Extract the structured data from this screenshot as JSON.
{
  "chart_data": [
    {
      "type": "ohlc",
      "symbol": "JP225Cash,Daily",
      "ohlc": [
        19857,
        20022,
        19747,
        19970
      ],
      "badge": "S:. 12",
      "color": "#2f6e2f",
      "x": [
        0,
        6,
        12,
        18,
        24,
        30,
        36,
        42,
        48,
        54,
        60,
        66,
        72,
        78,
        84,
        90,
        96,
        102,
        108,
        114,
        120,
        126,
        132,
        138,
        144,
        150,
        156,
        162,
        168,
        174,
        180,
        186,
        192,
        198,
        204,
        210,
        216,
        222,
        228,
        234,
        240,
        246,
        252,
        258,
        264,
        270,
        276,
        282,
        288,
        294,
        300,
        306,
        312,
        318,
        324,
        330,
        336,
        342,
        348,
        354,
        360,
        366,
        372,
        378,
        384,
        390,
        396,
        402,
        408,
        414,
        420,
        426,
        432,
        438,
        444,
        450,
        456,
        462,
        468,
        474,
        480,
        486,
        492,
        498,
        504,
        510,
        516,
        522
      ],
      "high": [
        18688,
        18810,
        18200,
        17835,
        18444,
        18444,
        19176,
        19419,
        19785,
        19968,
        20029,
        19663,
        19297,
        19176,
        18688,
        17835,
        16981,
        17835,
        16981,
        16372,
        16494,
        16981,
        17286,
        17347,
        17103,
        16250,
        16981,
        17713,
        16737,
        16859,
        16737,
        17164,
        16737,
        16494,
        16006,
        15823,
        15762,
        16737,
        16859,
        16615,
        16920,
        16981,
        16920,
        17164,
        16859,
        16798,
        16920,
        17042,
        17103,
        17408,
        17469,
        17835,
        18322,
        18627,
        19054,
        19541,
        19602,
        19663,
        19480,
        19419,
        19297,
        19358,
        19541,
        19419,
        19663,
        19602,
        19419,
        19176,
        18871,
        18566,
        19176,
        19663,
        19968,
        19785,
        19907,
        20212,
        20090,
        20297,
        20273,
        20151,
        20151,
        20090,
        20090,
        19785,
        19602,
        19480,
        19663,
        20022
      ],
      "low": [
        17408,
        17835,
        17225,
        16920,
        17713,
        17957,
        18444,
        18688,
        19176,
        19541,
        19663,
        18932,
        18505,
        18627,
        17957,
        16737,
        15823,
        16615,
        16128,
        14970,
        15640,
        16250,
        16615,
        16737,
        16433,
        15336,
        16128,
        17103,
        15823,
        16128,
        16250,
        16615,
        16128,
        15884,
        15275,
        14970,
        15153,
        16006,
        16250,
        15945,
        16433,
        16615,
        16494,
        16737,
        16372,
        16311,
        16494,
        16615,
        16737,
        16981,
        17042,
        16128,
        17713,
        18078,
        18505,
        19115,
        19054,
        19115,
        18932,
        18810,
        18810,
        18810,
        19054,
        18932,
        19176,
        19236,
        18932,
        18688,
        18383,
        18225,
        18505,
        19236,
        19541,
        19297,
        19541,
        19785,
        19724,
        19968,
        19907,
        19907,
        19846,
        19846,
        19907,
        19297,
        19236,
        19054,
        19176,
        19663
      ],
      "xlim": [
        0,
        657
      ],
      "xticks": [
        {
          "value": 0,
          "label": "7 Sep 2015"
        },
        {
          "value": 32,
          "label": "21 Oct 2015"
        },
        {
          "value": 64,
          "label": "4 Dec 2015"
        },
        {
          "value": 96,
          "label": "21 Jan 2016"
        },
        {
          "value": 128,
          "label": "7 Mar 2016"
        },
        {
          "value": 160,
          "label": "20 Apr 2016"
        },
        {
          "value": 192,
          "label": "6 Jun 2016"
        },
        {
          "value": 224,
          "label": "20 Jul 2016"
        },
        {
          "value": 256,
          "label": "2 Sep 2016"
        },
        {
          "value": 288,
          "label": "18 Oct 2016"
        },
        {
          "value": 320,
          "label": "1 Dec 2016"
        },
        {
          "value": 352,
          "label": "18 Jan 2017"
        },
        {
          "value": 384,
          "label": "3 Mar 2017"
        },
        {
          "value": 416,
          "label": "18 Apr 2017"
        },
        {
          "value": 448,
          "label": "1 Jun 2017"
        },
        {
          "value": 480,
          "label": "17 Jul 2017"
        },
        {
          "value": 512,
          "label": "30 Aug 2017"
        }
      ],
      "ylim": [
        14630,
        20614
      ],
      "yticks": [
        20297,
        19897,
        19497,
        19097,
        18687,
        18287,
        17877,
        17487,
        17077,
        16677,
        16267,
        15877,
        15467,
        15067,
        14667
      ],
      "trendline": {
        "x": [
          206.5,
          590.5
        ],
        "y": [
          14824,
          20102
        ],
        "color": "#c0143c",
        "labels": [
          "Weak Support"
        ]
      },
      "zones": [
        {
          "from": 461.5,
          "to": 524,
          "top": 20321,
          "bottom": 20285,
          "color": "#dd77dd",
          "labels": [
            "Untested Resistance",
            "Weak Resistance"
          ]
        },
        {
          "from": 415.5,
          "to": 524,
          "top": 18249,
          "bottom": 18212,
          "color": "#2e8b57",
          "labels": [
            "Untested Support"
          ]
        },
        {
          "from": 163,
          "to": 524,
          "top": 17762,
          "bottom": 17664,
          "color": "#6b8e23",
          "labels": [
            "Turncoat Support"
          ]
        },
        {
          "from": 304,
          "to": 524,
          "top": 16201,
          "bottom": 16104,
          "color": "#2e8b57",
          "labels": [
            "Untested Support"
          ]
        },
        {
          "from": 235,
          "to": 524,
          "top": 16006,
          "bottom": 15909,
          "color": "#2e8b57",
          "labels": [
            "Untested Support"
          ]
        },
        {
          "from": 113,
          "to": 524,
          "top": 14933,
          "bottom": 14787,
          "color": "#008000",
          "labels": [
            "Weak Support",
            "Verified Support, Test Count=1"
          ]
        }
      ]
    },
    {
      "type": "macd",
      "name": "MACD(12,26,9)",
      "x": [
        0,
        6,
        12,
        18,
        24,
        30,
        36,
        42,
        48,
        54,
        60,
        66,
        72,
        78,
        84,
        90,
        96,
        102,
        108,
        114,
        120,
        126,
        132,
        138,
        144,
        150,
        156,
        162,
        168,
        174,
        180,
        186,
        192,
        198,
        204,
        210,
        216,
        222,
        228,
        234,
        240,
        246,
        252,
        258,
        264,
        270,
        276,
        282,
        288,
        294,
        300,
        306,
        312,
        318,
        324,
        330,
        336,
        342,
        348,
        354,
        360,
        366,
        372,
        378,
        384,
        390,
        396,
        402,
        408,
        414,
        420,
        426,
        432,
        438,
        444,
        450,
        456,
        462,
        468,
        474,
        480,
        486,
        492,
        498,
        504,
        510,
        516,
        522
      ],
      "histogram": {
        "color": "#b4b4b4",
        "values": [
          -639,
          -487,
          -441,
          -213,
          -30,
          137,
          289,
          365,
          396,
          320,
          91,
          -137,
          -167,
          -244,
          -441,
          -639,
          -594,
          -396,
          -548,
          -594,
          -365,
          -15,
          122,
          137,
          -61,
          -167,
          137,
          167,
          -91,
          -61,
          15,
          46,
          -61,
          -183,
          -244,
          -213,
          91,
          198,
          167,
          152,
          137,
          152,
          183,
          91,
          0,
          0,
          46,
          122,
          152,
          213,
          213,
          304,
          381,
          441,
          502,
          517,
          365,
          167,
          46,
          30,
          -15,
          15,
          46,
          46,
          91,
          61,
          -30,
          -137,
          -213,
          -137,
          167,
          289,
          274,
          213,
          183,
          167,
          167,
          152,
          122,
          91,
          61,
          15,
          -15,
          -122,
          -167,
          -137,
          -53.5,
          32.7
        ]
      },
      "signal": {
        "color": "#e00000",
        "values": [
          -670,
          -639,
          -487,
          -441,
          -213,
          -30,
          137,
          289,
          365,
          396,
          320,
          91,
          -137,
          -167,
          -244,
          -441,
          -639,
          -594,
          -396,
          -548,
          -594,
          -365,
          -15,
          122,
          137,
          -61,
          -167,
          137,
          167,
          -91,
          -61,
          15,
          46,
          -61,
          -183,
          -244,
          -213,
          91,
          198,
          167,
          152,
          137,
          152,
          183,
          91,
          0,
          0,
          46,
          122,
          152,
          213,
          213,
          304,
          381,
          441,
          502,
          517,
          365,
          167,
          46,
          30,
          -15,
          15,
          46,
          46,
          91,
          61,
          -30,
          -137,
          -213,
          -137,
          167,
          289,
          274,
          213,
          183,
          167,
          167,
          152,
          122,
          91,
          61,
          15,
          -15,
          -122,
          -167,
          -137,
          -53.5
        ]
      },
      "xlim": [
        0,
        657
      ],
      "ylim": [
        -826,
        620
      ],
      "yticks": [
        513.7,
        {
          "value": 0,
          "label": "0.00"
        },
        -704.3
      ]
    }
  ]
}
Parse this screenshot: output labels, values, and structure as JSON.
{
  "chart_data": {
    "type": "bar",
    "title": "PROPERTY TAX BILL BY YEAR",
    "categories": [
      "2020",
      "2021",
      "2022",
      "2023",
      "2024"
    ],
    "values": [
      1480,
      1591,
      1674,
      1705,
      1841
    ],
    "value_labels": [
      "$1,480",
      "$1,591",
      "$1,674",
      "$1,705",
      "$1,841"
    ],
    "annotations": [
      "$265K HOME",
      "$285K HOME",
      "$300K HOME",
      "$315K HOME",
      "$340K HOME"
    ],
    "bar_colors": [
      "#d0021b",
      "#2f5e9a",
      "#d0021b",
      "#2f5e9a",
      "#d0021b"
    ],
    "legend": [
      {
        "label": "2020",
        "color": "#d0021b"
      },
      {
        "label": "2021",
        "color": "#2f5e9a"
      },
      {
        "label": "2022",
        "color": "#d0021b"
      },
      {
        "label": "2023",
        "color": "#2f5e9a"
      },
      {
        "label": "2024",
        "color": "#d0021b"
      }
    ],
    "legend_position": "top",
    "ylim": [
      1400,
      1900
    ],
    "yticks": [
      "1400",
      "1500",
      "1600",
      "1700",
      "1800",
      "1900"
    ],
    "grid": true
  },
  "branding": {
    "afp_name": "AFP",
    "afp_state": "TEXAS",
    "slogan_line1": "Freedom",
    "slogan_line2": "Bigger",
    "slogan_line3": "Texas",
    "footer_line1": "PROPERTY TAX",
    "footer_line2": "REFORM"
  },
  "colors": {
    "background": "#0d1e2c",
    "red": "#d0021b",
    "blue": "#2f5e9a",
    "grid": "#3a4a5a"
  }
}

◆ ◆ ◆ ◆

[WRITTEN EXERCISE]: How many of the lines above include the string "JSON"? Reply with the number by itself.

[RESULT OF THIS EXERCISE]: 2